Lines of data
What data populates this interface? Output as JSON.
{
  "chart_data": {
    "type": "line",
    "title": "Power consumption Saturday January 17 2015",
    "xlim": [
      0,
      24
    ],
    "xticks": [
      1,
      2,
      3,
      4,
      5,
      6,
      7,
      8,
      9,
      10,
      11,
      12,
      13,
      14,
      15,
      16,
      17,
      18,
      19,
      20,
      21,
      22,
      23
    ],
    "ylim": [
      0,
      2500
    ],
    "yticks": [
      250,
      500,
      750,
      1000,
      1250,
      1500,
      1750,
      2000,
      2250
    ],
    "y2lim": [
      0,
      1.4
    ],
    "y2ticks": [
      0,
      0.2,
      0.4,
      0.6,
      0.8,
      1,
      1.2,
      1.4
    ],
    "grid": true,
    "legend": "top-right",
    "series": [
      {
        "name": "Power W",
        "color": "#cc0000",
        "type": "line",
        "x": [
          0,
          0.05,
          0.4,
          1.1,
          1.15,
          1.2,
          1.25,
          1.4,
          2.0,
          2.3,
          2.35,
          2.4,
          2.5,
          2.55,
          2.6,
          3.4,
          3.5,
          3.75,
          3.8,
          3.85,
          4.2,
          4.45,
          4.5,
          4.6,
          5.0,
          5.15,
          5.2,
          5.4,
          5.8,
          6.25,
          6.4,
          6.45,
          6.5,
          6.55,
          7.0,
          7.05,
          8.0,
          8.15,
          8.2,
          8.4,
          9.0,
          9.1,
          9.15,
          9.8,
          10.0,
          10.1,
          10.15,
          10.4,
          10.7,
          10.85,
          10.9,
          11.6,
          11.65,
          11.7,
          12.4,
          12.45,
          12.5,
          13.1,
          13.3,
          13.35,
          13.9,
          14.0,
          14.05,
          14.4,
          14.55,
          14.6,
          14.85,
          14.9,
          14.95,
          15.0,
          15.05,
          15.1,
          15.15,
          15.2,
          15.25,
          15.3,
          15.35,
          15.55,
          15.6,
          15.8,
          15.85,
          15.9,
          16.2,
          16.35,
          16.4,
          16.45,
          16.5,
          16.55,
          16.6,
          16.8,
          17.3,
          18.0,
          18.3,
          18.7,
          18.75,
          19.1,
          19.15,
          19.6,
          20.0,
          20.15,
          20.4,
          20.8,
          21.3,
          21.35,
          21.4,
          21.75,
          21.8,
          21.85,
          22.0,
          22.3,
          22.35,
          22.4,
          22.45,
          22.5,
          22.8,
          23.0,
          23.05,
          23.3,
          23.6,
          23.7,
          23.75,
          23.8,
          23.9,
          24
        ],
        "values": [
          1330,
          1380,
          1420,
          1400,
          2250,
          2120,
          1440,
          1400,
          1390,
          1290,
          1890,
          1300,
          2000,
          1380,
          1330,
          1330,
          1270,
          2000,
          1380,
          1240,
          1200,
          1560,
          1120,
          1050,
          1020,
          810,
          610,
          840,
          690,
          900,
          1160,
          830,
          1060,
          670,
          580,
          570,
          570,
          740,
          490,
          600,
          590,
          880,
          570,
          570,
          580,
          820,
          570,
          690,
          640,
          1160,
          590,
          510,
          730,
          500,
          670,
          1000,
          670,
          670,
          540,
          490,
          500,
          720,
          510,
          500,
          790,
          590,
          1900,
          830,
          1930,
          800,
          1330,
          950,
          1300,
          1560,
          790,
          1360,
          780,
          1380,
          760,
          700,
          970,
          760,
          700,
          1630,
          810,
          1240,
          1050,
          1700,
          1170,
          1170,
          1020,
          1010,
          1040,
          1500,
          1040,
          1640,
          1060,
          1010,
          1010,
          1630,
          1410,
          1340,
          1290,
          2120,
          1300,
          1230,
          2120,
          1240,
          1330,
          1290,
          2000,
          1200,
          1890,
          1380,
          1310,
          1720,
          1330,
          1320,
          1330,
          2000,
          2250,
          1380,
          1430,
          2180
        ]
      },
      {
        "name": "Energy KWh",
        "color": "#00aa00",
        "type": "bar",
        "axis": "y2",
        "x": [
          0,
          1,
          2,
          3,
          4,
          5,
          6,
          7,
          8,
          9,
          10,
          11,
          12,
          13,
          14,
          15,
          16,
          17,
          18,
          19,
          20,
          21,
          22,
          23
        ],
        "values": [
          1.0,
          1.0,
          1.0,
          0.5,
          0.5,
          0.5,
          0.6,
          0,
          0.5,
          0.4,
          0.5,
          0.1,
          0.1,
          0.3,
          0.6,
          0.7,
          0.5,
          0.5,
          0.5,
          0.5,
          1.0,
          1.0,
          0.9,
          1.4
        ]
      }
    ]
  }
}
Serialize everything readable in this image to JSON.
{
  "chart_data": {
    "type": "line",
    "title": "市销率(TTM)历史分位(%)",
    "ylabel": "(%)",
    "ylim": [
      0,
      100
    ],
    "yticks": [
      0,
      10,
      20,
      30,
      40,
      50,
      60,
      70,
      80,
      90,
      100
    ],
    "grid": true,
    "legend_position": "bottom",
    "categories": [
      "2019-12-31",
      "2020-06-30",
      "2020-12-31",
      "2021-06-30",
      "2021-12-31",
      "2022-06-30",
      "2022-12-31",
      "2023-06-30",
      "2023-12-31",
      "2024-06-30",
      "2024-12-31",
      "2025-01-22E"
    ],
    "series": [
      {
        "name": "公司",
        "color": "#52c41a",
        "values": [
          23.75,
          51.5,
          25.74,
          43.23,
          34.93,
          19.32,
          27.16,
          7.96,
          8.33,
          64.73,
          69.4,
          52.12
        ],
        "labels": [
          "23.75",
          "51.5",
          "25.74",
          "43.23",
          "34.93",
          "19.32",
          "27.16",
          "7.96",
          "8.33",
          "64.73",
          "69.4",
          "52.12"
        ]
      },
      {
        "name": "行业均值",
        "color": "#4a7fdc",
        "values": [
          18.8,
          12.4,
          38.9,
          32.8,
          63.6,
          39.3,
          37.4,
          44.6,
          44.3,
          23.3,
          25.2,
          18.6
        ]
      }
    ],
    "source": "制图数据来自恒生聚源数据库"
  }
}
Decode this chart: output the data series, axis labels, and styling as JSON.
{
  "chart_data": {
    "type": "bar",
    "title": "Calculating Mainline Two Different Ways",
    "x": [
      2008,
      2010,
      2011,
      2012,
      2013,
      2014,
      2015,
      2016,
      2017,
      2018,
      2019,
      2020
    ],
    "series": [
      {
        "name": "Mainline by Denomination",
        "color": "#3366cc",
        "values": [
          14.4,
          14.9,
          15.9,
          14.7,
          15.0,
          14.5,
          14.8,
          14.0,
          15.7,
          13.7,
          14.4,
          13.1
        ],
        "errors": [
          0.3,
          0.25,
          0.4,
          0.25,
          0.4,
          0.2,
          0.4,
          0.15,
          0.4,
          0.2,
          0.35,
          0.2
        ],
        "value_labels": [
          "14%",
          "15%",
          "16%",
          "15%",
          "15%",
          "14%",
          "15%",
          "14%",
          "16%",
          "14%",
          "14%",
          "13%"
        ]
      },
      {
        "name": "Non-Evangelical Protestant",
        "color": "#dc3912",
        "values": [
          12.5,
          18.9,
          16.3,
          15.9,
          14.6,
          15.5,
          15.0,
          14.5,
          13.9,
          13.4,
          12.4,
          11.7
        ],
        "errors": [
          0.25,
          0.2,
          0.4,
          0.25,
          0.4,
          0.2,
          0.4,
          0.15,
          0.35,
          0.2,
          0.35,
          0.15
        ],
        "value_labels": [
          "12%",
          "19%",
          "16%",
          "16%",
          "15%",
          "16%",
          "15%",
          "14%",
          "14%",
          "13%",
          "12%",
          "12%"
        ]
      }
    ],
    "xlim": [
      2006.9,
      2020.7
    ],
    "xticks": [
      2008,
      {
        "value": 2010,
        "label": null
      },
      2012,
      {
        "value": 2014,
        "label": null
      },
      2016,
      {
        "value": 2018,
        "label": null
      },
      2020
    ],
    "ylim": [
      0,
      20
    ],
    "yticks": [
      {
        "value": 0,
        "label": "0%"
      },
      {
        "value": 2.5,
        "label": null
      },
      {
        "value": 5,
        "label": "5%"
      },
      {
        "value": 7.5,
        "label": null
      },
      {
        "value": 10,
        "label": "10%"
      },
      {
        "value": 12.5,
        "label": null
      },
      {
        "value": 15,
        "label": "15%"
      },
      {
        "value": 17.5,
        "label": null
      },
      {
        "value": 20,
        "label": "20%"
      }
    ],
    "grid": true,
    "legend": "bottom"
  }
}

Work to complete:
Looking at the records above, tally the lines holding "Mainline" and reply with that number only.

Response to this task:
2